The exercise
Lines containing the word "data" need to be counted. Please reply with how many there are, and nothing else.

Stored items
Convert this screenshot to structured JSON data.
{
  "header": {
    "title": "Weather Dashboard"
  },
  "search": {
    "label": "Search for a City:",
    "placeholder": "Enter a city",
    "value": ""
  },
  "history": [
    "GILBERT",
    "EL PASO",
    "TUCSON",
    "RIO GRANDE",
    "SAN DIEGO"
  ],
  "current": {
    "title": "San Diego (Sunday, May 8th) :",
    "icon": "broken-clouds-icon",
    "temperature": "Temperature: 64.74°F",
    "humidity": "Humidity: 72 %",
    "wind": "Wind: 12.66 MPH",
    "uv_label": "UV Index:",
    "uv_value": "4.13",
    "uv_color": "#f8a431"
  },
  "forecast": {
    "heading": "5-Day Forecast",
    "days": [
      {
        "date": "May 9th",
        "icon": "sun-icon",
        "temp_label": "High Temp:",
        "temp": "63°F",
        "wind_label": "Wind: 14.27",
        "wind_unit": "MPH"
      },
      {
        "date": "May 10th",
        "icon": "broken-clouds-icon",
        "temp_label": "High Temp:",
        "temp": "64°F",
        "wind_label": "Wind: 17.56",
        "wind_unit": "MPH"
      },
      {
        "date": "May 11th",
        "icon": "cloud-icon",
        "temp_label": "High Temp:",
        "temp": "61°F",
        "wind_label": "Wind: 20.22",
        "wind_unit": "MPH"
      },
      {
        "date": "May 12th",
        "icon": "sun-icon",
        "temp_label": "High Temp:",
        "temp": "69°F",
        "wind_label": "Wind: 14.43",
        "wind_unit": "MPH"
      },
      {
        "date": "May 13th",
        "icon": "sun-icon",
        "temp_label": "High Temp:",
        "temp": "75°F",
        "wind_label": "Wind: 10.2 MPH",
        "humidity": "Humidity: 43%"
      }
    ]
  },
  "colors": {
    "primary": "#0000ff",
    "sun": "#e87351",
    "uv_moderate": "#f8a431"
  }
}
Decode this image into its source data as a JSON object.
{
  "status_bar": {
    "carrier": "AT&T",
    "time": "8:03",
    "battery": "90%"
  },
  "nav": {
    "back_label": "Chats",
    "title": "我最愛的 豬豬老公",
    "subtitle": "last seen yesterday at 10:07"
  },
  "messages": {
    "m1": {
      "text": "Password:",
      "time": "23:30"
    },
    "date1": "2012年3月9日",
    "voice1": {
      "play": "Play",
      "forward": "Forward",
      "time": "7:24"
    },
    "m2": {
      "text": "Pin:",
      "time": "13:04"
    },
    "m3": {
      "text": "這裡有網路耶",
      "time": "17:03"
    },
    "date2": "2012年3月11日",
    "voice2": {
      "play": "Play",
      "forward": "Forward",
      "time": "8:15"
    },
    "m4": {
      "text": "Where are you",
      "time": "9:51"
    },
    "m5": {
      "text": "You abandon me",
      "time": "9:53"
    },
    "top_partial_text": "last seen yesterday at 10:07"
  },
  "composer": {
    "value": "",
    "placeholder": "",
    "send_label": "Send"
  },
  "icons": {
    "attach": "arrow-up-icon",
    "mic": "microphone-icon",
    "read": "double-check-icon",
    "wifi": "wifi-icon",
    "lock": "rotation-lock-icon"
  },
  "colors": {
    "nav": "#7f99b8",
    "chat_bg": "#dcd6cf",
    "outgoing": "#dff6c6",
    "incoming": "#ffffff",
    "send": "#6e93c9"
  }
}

Answer in full
2